* _OBJECTIVE_: Find every line with the word "name". Copy those lines.

* _RECORD EXCERPTS_:

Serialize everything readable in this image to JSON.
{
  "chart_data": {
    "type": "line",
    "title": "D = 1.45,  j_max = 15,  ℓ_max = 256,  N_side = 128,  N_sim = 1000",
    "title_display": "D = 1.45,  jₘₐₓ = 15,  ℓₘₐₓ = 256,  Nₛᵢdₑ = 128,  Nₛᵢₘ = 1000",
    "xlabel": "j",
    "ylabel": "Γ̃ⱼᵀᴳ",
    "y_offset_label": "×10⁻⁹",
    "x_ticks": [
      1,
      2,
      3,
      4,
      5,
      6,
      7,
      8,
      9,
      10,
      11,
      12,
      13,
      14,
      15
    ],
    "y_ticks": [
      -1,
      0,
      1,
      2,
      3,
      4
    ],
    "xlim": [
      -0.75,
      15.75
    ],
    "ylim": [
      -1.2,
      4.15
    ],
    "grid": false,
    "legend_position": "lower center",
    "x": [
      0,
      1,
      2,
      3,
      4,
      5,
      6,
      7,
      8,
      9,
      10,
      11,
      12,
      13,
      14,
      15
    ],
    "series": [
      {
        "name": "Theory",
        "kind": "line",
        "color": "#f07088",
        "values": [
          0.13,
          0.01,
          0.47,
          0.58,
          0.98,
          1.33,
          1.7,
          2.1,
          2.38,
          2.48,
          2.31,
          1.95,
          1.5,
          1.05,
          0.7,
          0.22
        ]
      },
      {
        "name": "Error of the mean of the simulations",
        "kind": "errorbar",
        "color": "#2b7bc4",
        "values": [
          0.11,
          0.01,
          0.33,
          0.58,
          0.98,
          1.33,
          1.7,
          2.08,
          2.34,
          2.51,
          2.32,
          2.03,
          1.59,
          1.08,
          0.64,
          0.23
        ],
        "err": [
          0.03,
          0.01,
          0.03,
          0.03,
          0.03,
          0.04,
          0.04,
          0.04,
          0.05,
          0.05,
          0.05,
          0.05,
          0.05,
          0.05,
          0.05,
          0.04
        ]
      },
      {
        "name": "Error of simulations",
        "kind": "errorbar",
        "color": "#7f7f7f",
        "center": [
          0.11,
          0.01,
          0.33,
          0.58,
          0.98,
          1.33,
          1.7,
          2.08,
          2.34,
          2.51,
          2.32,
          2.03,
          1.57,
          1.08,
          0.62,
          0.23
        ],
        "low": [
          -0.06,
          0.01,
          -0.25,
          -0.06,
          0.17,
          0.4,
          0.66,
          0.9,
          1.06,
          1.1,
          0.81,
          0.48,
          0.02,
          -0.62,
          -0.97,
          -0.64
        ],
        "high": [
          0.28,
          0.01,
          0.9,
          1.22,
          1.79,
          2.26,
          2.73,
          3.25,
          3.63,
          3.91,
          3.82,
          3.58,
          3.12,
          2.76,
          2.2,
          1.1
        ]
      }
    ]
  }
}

* _RIGHT ANSWER_:
        "name": "Theory",
        "name": "Error of the mean of the simulations",
        "name": "Error of simulations",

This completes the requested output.